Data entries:

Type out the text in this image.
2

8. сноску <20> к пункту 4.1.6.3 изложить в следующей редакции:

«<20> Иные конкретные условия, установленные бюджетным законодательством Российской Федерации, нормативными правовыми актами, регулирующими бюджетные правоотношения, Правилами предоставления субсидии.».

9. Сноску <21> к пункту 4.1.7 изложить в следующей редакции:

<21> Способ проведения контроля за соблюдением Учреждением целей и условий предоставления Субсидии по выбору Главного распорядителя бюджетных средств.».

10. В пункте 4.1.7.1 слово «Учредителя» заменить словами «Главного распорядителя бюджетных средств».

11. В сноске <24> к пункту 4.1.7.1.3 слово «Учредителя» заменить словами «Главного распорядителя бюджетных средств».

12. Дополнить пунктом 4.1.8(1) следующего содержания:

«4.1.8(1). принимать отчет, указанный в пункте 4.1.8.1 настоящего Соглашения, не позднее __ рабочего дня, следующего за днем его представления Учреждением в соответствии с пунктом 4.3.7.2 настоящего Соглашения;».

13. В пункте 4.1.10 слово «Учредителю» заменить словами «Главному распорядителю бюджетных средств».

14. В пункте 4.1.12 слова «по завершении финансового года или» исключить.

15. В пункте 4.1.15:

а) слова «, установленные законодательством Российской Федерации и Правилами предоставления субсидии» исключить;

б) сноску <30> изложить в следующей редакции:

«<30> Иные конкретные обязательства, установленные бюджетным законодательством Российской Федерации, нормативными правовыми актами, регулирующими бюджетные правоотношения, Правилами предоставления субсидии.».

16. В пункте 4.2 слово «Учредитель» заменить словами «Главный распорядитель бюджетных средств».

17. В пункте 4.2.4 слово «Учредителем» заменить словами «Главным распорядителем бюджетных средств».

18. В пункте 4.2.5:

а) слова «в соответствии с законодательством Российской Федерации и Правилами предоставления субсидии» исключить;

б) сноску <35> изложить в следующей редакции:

[Given exercise]
Give nothing but the number of lines containing the string "исключить".

[Solution for this problem]
3